Owst gives an example of the explicit class associations of women's speech. He cites the Speculum Laicorum: "There are two kinds of dogs, for some are well-bred, others low-bred. The well-bred, indeed, are silent and free from guile; the low-bred are ill-tempered and fond of barking. So is it with women: the daughters of nobles are artless, silent, and lovers of solitude; the ignoble to be sure are loud and roamers in the streets" (386-87). Perhaps, then, attitudes like these caused the socially anxious merchant class to be concerned about the public reputation of their womenfolk. One Balliol poem, “In villa. In villa, quid vidistis in villa?” is devoted exclusively to this subject of female verbosity:

On thyng for-soth I haue esspyed;
All women be not tong-tyed;
For yf they be, they be by-lyed
In villa.
Yff owght be sayd to them, sertayn,
Wene you [th]ei will not answer a-gayn?
Yes for euery word, twayn!
In villa. (Dyboski 109)

Excerpted records »
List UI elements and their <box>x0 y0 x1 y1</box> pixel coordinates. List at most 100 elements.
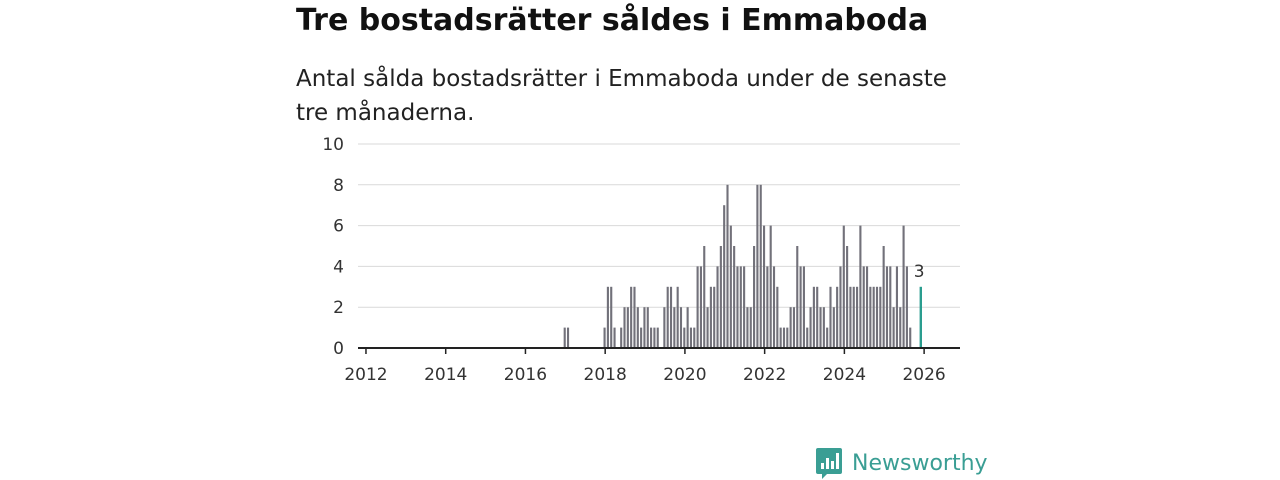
bar <box>693 327 696 348</box>
bar <box>779 327 782 348</box>
bar <box>699 266 702 348</box>
x-tick-label-2020: 2020 <box>663 365 706 385</box>
bar <box>753 246 756 348</box>
bar <box>749 307 752 348</box>
bar <box>759 184 762 348</box>
bar <box>829 286 832 348</box>
bar <box>703 246 706 348</box>
newsworthy-logo-text: Newsworthy <box>852 450 988 476</box>
bar <box>719 246 722 348</box>
bar <box>766 266 769 348</box>
bar <box>726 184 729 348</box>
bar <box>889 266 892 348</box>
bar <box>620 327 623 348</box>
bar <box>669 286 673 348</box>
newsworthy-logo-icon <box>816 448 842 479</box>
bar <box>713 286 716 348</box>
bar <box>696 266 699 348</box>
x-tick-label-2012: 2012 <box>344 365 387 385</box>
bar <box>869 286 872 348</box>
bar <box>806 327 809 348</box>
bar <box>796 246 799 348</box>
bar <box>782 327 786 348</box>
bar <box>865 266 869 348</box>
bar <box>606 286 609 348</box>
bar <box>646 307 649 348</box>
bar <box>756 184 759 348</box>
bar <box>852 286 855 348</box>
x-tick-label-2022: 2022 <box>743 365 786 385</box>
bar <box>623 307 626 348</box>
bar <box>736 266 739 348</box>
bar <box>895 266 899 348</box>
x-tick-label-2018: 2018 <box>584 365 627 385</box>
bar <box>872 286 875 348</box>
bar <box>709 286 712 348</box>
bar <box>706 307 709 348</box>
bar <box>846 246 849 348</box>
chart-subtitle: Antal sålda bostadsrätter i Emmaboda und… <box>296 66 947 126</box>
bar <box>640 327 643 348</box>
bar <box>772 266 776 348</box>
bar <box>650 327 653 348</box>
bar <box>789 307 792 348</box>
bar <box>839 266 842 348</box>
bar <box>663 307 666 348</box>
x-tick-label-2014: 2014 <box>424 365 467 385</box>
bar <box>859 225 862 348</box>
bar <box>739 266 742 348</box>
bar <box>566 327 570 348</box>
bar <box>716 266 719 348</box>
bar <box>905 266 908 348</box>
y-tick-label-0: 0 <box>333 339 344 359</box>
bar <box>729 225 732 348</box>
bar <box>656 327 659 348</box>
bar <box>879 286 882 348</box>
bar <box>653 327 656 348</box>
bar <box>683 327 686 348</box>
bar <box>563 327 566 348</box>
bar <box>626 307 629 348</box>
bar <box>689 327 693 348</box>
bar <box>885 266 889 348</box>
bar <box>875 286 879 348</box>
bar <box>723 205 726 348</box>
bar <box>902 225 905 348</box>
bar <box>792 307 796 348</box>
bar <box>769 225 772 348</box>
bar <box>836 286 839 348</box>
bar <box>610 286 613 348</box>
bar-highlight <box>919 286 922 348</box>
bar <box>636 307 639 348</box>
bar <box>812 286 815 348</box>
y-tick-label-4: 4 <box>333 257 344 277</box>
newsworthy-logo: Newsworthy <box>814 446 988 480</box>
bar <box>819 307 822 348</box>
chart-title: Tre bostadsrätter såldes i Emmaboda <box>296 3 929 38</box>
x-tick-label-2024: 2024 <box>823 365 866 385</box>
bar <box>630 286 633 348</box>
bar <box>826 327 829 348</box>
bar <box>909 327 912 348</box>
bar <box>882 246 885 348</box>
bar <box>899 307 902 348</box>
bar <box>822 307 825 348</box>
bar <box>862 266 865 348</box>
bar <box>666 286 669 348</box>
highlight-value-label: 3 <box>914 262 925 282</box>
bar <box>733 246 736 348</box>
bar <box>776 286 779 348</box>
bar <box>816 286 819 348</box>
bar <box>802 266 805 348</box>
bar <box>746 307 749 348</box>
bar <box>832 307 835 348</box>
y-tick-label-6: 6 <box>333 217 344 237</box>
bar <box>856 286 859 348</box>
bar <box>643 307 646 348</box>
bar <box>892 307 895 348</box>
y-tick-label-2: 2 <box>333 298 344 318</box>
bar <box>676 286 679 348</box>
bar <box>633 286 636 348</box>
bar <box>673 307 676 348</box>
bar <box>799 266 802 348</box>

Set of tasks »
1. Answer these about the passage on women's speech:
(a) What work does Owst cite?
(b) In the quoted comparison, what two qualities are given to the well-bred dogs?
(c) In the Balliol poem, how many words do women give back for every word said to them?
2. Copy the lines of the records from the one containing "bar <box>693 327 696 348</box>" through the one containing "bar <box>806 327 809 348</box>", both included.

Solved tasks »
1.
(a) The Speculum Laicorum.
(b) They are silent and free from guile.
(c) Two ("twayn").

2.
bar <box>693 327 696 348</box>
bar <box>779 327 782 348</box>
bar <box>699 266 702 348</box>
x-tick-label-2020: 2020 <box>663 365 706 385</box>
bar <box>753 246 756 348</box>
bar <box>749 307 752 348</box>
bar <box>759 184 762 348</box>
bar <box>829 286 832 348</box>
bar <box>703 246 706 348</box>
newsworthy-logo-text: Newsworthy <box>852 450 988 476</box>
bar <box>719 246 722 348</box>
bar <box>766 266 769 348</box>
bar <box>726 184 729 348</box>
bar <box>889 266 892 348</box>
bar <box>620 327 623 348</box>
bar <box>669 286 673 348</box>
newsworthy-logo-icon <box>816 448 842 479</box>
bar <box>713 286 716 348</box>
bar <box>696 266 699 348</box>
x-tick-label-2012: 2012 <box>344 365 387 385</box>
bar <box>869 286 872 348</box>
bar <box>806 327 809 348</box>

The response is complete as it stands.